Start
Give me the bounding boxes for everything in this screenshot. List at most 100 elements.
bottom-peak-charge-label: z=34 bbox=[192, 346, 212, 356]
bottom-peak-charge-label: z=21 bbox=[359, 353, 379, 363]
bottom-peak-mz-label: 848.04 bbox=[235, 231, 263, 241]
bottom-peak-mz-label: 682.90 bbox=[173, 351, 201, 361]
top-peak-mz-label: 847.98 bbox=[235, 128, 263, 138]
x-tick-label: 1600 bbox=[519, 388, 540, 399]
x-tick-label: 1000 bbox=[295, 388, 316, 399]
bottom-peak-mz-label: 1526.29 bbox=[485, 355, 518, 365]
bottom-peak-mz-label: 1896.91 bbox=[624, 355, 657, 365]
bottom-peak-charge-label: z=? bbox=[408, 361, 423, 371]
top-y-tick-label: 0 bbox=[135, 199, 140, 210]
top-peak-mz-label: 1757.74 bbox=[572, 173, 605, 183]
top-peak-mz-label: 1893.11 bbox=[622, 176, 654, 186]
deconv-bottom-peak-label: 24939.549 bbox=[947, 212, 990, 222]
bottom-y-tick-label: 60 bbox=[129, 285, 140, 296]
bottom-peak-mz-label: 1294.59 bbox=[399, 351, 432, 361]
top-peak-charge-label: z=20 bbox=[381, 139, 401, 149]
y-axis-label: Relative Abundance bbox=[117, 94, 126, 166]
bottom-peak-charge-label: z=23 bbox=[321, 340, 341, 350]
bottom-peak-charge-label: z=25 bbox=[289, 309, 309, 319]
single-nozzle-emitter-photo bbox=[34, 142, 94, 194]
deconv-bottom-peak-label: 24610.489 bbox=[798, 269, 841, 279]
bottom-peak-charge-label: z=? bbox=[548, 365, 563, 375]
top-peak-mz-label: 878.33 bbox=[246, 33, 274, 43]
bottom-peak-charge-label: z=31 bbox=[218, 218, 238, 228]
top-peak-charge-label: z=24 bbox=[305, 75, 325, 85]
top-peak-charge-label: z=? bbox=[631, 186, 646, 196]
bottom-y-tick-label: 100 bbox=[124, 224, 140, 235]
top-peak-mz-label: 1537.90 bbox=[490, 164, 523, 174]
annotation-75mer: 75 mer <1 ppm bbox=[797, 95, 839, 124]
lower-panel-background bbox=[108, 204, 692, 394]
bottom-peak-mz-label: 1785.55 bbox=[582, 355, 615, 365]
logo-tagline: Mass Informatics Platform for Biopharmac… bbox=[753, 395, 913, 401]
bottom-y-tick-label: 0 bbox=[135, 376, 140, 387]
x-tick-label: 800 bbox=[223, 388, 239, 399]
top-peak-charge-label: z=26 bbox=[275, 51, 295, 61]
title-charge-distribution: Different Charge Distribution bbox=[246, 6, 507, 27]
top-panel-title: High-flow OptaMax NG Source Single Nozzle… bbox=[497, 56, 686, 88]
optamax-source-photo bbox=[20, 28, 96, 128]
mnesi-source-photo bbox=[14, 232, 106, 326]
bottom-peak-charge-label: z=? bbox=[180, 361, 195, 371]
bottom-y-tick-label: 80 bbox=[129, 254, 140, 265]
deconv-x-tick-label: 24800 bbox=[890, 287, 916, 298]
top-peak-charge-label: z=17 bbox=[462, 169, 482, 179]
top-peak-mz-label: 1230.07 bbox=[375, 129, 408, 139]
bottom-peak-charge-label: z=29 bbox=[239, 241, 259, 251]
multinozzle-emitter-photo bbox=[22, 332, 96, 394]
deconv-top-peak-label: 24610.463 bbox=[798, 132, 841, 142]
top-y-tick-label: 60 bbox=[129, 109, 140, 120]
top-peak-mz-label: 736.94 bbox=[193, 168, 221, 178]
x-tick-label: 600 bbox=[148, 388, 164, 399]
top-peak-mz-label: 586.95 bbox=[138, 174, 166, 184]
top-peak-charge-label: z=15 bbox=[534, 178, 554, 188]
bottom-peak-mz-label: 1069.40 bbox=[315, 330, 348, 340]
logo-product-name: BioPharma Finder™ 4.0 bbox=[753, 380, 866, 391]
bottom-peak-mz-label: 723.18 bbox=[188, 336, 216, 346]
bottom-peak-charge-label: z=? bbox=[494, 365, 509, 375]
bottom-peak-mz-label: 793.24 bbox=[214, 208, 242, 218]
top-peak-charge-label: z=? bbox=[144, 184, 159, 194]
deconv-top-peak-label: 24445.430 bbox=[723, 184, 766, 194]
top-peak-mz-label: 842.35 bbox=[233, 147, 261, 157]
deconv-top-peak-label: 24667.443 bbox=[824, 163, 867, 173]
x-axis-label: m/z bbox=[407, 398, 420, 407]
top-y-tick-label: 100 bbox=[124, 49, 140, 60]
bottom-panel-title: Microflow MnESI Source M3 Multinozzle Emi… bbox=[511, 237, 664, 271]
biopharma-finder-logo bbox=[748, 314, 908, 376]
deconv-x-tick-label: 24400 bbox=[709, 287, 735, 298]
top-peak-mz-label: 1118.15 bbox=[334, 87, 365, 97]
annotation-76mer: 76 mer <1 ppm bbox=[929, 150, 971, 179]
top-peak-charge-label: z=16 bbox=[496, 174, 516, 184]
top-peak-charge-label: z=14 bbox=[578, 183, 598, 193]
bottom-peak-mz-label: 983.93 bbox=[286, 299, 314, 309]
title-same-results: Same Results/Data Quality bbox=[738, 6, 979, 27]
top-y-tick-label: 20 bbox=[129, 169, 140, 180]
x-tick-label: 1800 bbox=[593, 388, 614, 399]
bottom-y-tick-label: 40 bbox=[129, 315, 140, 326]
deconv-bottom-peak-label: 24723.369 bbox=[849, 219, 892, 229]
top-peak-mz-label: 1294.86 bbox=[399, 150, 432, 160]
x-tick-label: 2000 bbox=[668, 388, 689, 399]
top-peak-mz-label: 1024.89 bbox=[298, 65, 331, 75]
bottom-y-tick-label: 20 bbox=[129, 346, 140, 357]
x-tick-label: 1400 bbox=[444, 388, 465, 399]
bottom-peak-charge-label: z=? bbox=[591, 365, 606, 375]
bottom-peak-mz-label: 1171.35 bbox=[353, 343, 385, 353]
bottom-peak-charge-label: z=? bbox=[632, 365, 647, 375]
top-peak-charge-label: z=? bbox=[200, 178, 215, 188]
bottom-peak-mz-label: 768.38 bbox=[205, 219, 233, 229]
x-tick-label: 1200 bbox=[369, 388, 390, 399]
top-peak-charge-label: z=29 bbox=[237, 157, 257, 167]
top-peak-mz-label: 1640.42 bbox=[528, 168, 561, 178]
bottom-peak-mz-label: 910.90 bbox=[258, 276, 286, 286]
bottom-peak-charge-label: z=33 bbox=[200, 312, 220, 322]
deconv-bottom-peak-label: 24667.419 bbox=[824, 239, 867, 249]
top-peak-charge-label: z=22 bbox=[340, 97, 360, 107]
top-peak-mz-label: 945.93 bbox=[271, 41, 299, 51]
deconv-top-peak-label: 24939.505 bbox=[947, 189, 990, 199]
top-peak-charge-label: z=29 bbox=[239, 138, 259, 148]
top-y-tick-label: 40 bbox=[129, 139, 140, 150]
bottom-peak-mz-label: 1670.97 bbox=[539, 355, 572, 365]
End
--- Aim of the exercise ---
List every line above that contains the string "title". Case counts.

--- Right answer ---
title-charge-distribution: Different Charge Distribution bbox=[246, 6, 507, 27]
top-panel-title: High-flow OptaMax NG Source Single Nozzle… bbox=[497, 56, 686, 88]
bottom-panel-title: Microflow MnESI Source M3 Multinozzle Emi… bbox=[511, 237, 664, 271]
title-same-results: Same Results/Data Quality bbox=[738, 6, 979, 27]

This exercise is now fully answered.